=== EXERCISE INSTRUCTIONS ===
Where a line in the listing below contains the word "Esperança", copy that line.

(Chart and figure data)
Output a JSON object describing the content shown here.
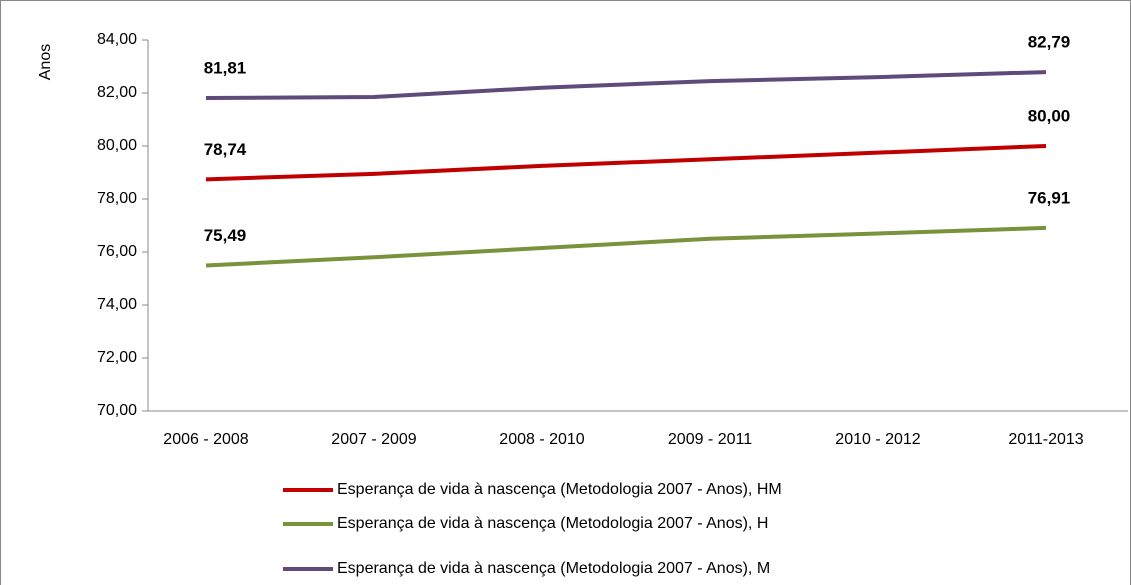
{
  "chart_data": {
    "type": "line",
    "y_label": "Anos",
    "categories": [
      "2006 - 2008",
      "2007 - 2009",
      "2008 - 2010",
      "2009 - 2011",
      "2010 - 2012",
      "2011-2013"
    ],
    "series": [
      {
        "name": "Esperança de vida à nascença (Metodologia 2007 - Anos), HM",
        "color": "#c00000",
        "values": [
          78.74,
          78.95,
          79.25,
          79.5,
          79.75,
          80.0
        ],
        "value_labels": [
          "78,74",
          null,
          null,
          null,
          null,
          "80,00"
        ]
      },
      {
        "name": "Esperança de vida à nascença (Metodologia 2007 - Anos), H",
        "color": "#77933c",
        "values": [
          75.49,
          75.8,
          76.15,
          76.5,
          76.7,
          76.91
        ],
        "value_labels": [
          "75,49",
          null,
          null,
          null,
          null,
          "76,91"
        ]
      },
      {
        "name": "Esperança de vida à nascença (Metodologia 2007 - Anos), M",
        "color": "#604a7b",
        "values": [
          81.81,
          81.85,
          82.2,
          82.45,
          82.6,
          82.79
        ],
        "value_labels": [
          "81,81",
          null,
          null,
          null,
          null,
          "82,79"
        ]
      }
    ],
    "ylim": [
      70,
      84
    ],
    "yticks": [
      {
        "value": 70,
        "label": "70,00"
      },
      {
        "value": 72,
        "label": "72,00"
      },
      {
        "value": 74,
        "label": "74,00"
      },
      {
        "value": 76,
        "label": "76,00"
      },
      {
        "value": 78,
        "label": "78,00"
      },
      {
        "value": 80,
        "label": "80,00"
      },
      {
        "value": 82,
        "label": "82,00"
      },
      {
        "value": 84,
        "label": "84,00"
      }
    ],
    "grid": false
  }
}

=== RESULT FOR THIS TASK ===
        "name": "Esperança de vida à nascença (Metodologia 2007 - Anos), HM",
        "name": "Esperança de vida à nascença (Metodologia 2007 - Anos), H",
        "name": "Esperança de vida à nascença (Metodologia 2007 - Anos), M",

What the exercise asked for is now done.